Information shown:
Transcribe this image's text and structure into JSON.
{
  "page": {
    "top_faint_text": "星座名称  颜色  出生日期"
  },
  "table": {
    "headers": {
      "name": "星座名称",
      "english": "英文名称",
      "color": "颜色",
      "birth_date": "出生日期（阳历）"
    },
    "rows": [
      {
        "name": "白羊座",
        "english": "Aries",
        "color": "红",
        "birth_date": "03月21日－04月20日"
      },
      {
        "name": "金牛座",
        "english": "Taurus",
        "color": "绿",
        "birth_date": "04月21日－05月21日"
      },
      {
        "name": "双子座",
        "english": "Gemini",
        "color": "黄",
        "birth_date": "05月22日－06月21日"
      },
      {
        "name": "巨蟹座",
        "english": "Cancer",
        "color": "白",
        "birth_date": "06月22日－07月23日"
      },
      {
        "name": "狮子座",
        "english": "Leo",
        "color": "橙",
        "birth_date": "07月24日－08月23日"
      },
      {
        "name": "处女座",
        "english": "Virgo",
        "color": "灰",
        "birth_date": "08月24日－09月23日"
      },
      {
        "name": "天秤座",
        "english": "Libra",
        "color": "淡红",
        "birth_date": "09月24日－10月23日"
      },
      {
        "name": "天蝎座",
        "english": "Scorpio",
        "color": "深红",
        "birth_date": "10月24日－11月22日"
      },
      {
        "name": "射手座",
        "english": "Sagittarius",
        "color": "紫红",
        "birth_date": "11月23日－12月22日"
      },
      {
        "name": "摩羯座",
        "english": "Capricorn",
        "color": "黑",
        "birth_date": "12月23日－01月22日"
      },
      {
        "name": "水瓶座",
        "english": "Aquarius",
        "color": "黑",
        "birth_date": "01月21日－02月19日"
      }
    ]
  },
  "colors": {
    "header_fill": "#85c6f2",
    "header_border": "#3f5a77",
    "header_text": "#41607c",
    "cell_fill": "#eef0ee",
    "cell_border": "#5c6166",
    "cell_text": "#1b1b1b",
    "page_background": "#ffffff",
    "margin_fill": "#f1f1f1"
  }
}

Given instruction: Report the number of lines that include the string "name"; return nothing but the count.

Full answer: 12